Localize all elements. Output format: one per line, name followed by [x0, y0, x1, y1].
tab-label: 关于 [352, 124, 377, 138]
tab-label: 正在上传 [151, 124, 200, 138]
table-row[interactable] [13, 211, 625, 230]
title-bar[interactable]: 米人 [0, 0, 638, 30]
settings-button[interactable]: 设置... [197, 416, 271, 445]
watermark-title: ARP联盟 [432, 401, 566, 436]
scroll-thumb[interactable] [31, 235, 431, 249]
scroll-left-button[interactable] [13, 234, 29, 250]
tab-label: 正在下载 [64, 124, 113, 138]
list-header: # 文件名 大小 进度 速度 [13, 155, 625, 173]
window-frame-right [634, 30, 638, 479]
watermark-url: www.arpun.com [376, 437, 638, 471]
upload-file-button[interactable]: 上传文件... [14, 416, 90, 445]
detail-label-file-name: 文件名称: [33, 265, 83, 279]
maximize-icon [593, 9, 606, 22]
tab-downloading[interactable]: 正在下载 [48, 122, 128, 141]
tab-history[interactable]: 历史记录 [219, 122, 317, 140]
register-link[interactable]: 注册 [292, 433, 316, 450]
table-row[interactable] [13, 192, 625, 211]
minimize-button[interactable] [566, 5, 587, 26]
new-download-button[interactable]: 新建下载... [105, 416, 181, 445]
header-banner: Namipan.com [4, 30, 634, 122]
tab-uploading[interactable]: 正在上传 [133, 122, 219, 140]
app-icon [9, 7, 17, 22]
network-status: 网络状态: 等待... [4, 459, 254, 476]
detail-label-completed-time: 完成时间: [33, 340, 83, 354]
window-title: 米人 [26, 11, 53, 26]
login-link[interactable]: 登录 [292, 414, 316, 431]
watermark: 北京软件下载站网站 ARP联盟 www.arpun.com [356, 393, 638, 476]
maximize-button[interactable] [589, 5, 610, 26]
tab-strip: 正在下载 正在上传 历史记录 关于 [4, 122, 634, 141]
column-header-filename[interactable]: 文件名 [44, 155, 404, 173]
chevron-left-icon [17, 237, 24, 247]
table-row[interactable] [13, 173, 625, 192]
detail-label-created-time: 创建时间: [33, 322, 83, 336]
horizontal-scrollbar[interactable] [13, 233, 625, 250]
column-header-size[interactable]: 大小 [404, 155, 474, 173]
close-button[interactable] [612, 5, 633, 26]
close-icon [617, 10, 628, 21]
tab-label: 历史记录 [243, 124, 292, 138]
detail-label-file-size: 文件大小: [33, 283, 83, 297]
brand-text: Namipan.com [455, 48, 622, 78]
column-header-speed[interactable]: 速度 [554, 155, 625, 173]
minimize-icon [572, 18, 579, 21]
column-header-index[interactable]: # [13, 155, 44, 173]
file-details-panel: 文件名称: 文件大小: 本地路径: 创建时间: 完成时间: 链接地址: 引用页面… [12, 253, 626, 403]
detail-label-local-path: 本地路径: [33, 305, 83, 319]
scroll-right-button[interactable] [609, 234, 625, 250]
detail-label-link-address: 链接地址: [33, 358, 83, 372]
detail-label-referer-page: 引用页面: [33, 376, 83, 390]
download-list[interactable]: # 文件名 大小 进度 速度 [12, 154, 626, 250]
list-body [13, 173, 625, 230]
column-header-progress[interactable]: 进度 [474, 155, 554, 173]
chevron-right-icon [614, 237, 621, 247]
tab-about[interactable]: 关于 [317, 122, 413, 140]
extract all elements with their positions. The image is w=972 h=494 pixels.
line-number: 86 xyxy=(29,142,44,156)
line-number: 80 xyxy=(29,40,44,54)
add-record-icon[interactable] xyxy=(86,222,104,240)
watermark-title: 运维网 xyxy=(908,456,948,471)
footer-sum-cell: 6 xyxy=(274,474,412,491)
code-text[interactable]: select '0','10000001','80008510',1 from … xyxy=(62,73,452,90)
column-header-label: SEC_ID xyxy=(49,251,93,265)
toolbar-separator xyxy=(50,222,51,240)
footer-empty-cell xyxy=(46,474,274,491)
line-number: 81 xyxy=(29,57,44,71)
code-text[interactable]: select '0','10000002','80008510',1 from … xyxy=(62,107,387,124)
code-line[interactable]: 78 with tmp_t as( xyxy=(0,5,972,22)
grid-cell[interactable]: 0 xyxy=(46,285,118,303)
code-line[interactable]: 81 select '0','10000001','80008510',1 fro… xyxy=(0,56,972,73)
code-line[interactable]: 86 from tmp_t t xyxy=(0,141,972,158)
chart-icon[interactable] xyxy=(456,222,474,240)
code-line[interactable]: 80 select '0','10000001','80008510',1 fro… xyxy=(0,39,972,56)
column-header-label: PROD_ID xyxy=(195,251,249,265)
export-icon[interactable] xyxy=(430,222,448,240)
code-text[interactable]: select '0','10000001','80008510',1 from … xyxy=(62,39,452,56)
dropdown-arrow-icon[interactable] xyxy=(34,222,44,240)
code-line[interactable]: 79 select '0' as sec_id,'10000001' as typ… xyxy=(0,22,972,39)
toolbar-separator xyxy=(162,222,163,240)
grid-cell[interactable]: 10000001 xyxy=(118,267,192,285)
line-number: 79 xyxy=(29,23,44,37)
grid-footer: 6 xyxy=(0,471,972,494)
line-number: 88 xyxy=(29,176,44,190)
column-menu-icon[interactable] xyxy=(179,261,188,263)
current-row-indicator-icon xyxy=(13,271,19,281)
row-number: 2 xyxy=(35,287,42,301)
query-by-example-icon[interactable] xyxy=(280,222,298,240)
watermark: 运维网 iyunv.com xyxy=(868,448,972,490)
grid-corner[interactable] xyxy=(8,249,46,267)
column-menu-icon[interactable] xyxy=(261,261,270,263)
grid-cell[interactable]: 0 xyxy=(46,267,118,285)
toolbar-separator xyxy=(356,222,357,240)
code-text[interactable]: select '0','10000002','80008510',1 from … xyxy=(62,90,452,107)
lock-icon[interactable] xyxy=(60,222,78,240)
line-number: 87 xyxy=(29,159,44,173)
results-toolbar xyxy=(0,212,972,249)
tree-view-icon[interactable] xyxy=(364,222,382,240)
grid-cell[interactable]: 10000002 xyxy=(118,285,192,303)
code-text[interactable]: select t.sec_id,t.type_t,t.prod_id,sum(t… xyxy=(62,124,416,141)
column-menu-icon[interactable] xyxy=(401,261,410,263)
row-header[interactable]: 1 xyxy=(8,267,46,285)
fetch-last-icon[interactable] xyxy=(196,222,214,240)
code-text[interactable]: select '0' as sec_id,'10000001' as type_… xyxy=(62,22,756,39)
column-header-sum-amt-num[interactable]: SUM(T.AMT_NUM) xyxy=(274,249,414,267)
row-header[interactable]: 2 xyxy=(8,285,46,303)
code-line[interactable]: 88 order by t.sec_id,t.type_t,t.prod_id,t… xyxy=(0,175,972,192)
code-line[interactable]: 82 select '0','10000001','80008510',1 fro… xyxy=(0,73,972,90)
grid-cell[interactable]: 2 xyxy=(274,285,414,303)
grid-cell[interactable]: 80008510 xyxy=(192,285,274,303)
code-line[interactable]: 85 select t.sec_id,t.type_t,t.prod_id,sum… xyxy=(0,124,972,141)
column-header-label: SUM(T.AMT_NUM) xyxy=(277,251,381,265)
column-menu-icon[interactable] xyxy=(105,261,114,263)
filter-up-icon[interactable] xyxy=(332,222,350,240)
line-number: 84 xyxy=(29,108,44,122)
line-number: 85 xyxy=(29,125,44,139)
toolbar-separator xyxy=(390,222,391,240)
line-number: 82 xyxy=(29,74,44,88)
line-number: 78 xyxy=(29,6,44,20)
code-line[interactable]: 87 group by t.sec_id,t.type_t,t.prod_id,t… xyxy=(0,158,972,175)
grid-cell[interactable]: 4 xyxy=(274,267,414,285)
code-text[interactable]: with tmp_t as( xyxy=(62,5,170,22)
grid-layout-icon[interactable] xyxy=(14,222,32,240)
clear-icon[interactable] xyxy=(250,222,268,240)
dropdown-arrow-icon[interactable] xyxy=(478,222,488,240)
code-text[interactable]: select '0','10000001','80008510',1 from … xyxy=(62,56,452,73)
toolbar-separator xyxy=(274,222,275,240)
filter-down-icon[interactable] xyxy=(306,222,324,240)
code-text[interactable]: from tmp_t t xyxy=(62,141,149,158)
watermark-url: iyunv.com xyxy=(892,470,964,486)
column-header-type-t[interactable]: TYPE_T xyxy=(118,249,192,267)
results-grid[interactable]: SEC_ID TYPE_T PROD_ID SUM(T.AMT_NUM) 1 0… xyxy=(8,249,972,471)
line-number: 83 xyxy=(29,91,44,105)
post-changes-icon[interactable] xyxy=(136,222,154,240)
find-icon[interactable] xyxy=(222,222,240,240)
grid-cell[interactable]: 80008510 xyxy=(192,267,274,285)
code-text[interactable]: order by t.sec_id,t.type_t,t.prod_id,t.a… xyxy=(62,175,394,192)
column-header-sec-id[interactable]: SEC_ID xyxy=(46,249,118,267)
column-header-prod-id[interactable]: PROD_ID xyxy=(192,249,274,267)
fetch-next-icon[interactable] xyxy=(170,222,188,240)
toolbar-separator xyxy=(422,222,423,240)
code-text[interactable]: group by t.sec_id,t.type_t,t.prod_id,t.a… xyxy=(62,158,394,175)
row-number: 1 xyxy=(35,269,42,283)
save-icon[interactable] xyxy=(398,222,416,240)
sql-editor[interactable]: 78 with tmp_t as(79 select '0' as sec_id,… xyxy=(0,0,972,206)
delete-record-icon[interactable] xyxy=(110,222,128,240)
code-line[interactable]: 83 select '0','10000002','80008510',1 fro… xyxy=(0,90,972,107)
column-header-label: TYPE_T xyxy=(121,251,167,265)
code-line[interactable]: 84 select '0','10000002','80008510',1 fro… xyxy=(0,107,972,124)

────────────────────────────────────────

Arrange the lines from the first one through the one containing "title-bar[interactable]: 米人 [0, 0, 638, 30]", both included, as a Markdown table with the columns No. and Line. Number each row and leave out any blank lines.

_EXERCISE RESPONSE_:
| No. | Line |
|---|---|
| 1 | Localize all elements. Output format: one per line, name followed by [x0, y0, x1, y1]. |
| 2 | tab-label: 关于 [352, 124, 377, 138] |
| 3 | tab-label: 正在上传 [151, 124, 200, 138] |
| 4 | table-row[interactable] [13, 211, 625, 230] |
| 5 | title-bar[interactable]: 米人 [0, 0, 638, 30] |